(begin)
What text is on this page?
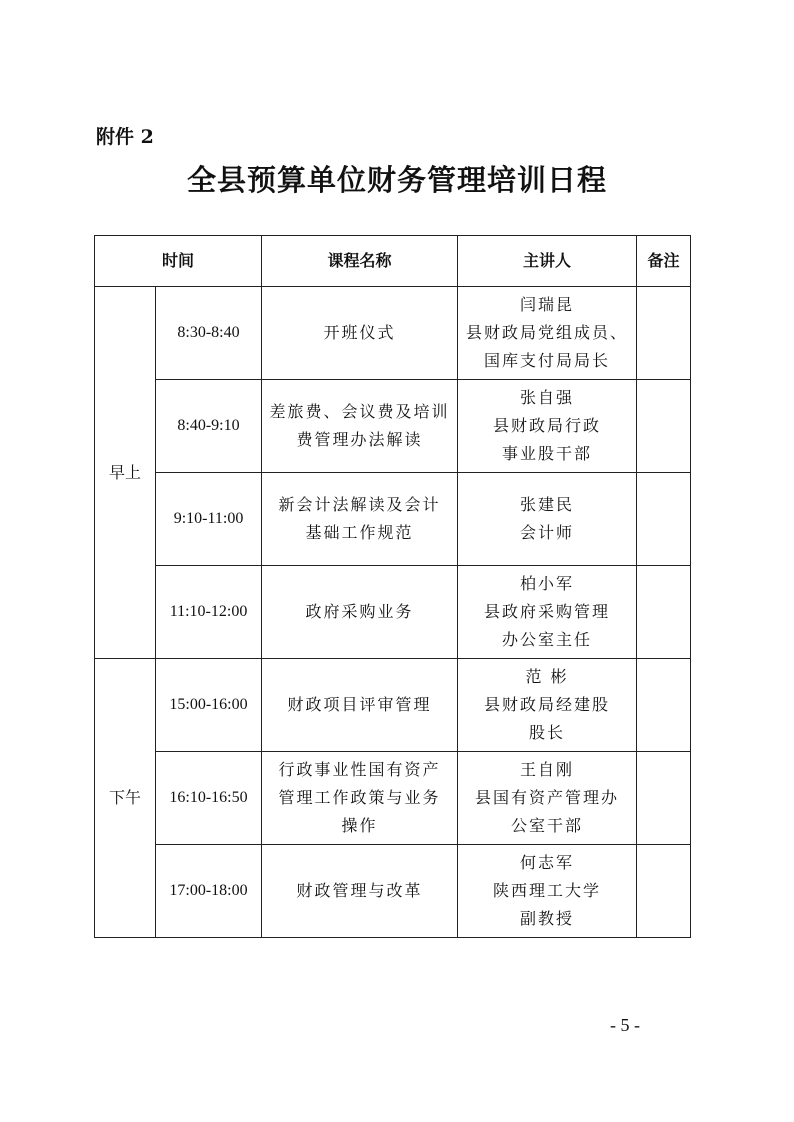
附件 2
全县预算单位财务管理培训日程
时间		课程名称	主讲人	备注
早上	8:30-8:40	开班仪式	闫瑞昆
县财政局党组成员、
国库支付局局长	

	8:40-9:10	差旅费、会议费及培训
费管理办法解读	张自强
县财政局行政
事业股干部	

	9:10-11:00	新会计法解读及会计
基础工作规范	张建民
会计师	

	11:10-12:00	政府采购业务	柏小军
县政府采购管理
办公室主任	

下午	15:00-16:00	财政项目评审管理	范 彬
县财政局经建股
股长	

	16:10-16:50	行政事业性国有资产
管理工作政策与业务
操作	王自刚
县国有资产管理办
公室干部	

	17:00-18:00	财政管理与改革	何志军
陕西理工大学
副教授	

- 5 -
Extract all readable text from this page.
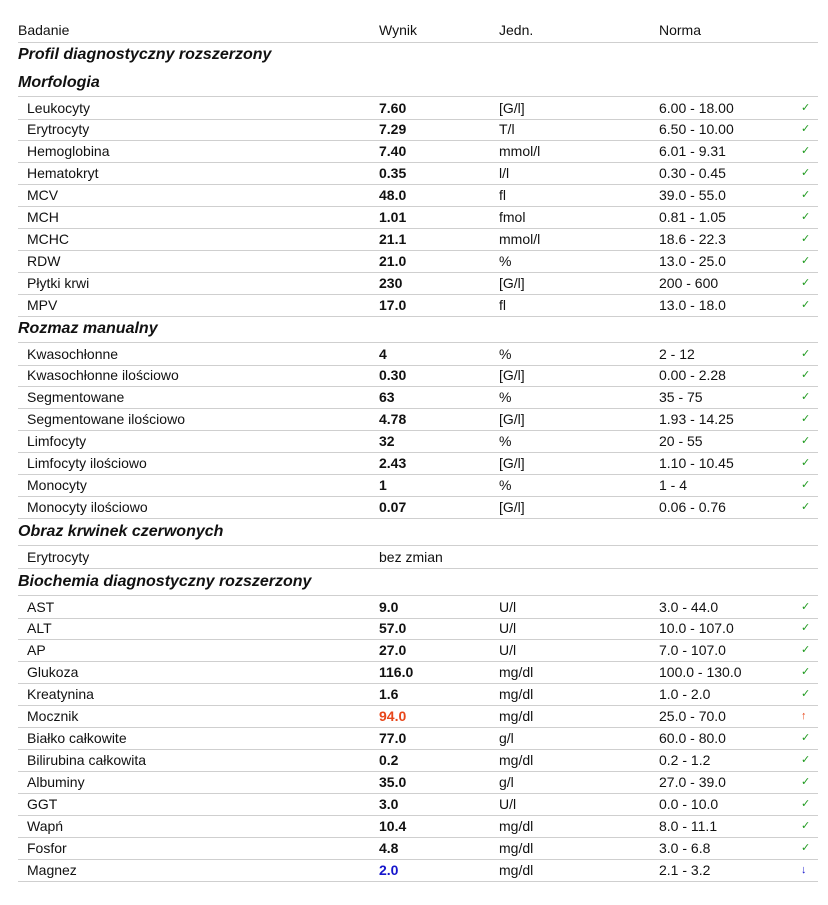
Badanie	Wynik	Jedn.	Norma
Profil diagnostyczny rozszerzony
Morfologia
Leukocyty	7.60	[G/l]	6.00 - 18.00	✓
Erytrocyty	7.29	T/l	6.50 - 10.00	✓
Hemoglobina	7.40	mmol/l	6.01 - 9.31	✓
Hematokryt	0.35	l/l	0.30 - 0.45	✓
MCV	48.0	fl	39.0 - 55.0	✓
MCH	1.01	fmol	0.81 - 1.05	✓
MCHC	21.1	mmol/l	18.6 - 22.3	✓
RDW	21.0	%	13.0 - 25.0	✓
Płytki krwi	230	[G/l]	200 - 600	✓
MPV	17.0	fl	13.0 - 18.0	✓
Rozmaz manualny
Kwasochłonne	4	%	2 - 12	✓
Kwasochłonne ilościowo	0.30	[G/l]	0.00 - 2.28	✓
Segmentowane	63	%	35 - 75	✓
Segmentowane ilościowo	4.78	[G/l]	1.93 - 14.25	✓
Limfocyty	32	%	20 - 55	✓
Limfocyty ilościowo	2.43	[G/l]	1.10 - 10.45	✓
Monocyty	1	%	1 - 4	✓
Monocyty ilościowo	0.07	[G/l]	0.06 - 0.76	✓
Obraz krwinek czerwonych
Erytrocyty	bez zmian
Biochemia diagnostyczny rozszerzony
AST	9.0	U/l	3.0 - 44.0	✓
ALT	57.0	U/l	10.0 - 107.0	✓
AP	27.0	U/l	7.0 - 107.0	✓
Glukoza	116.0	mg/dl	100.0 - 130.0	✓
Kreatynina	1.6	mg/dl	1.0 - 2.0	✓
Mocznik	94.0	mg/dl	25.0 - 70.0	↑
Białko całkowite	77.0	g/l	60.0 - 80.0	✓
Bilirubina całkowita	0.2	mg/dl	0.2 - 1.2	✓
Albuminy	35.0	g/l	27.0 - 39.0	✓
GGT	3.0	U/l	0.0 - 10.0	✓
Wapń	10.4	mg/dl	8.0 - 11.1	✓
Fosfor	4.8	mg/dl	3.0 - 6.8	✓
Magnez	2.0	mg/dl	2.1 - 3.2	↓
(end)
Request: Output nothing but the lines from the line with "Extract all readable text from this page." through the last line of the material above, please, word for word and without the pictures.

Solution to the exercise:
Extract all readable text from this page.
Badanie	Wynik	Jedn.	Norma
Profil diagnostyczny rozszerzony
Morfologia
Leukocyty	7.60	[G/l]	6.00 - 18.00	✓
Erytrocyty	7.29	T/l	6.50 - 10.00	✓
Hemoglobina	7.40	mmol/l	6.01 - 9.31	✓
Hematokryt	0.35	l/l	0.30 - 0.45	✓
MCV	48.0	fl	39.0 - 55.0	✓
MCH	1.01	fmol	0.81 - 1.05	✓
MCHC	21.1	mmol/l	18.6 - 22.3	✓
RDW	21.0	%	13.0 - 25.0	✓
Płytki krwi	230	[G/l]	200 - 600	✓
MPV	17.0	fl	13.0 - 18.0	✓
Rozmaz manualny
Kwasochłonne	4	%	2 - 12	✓
Kwasochłonne ilościowo	0.30	[G/l]	0.00 - 2.28	✓
Segmentowane	63	%	35 - 75	✓
Segmentowane ilościowo	4.78	[G/l]	1.93 - 14.25	✓
Limfocyty	32	%	20 - 55	✓
Limfocyty ilościowo	2.43	[G/l]	1.10 - 10.45	✓
Monocyty	1	%	1 - 4	✓
Monocyty ilościowo	0.07	[G/l]	0.06 - 0.76	✓
Obraz krwinek czerwonych
Erytrocyty	bez zmian
Biochemia diagnostyczny rozszerzony
AST	9.0	U/l	3.0 - 44.0	✓
ALT	57.0	U/l	10.0 - 107.0	✓
AP	27.0	U/l	7.0 - 107.0	✓
Glukoza	116.0	mg/dl	100.0 - 130.0	✓
Kreatynina	1.6	mg/dl	1.0 - 2.0	✓
Mocznik	94.0	mg/dl	25.0 - 70.0	↑
Białko całkowite	77.0	g/l	60.0 - 80.0	✓
Bilirubina całkowita	0.2	mg/dl	0.2 - 1.2	✓
Albuminy	35.0	g/l	27.0 - 39.0	✓
GGT	3.0	U/l	0.0 - 10.0	✓
Wapń	10.4	mg/dl	8.0 - 11.1	✓
Fosfor	4.8	mg/dl	3.0 - 6.8	✓
Magnez	2.0	mg/dl	2.1 - 3.2	↓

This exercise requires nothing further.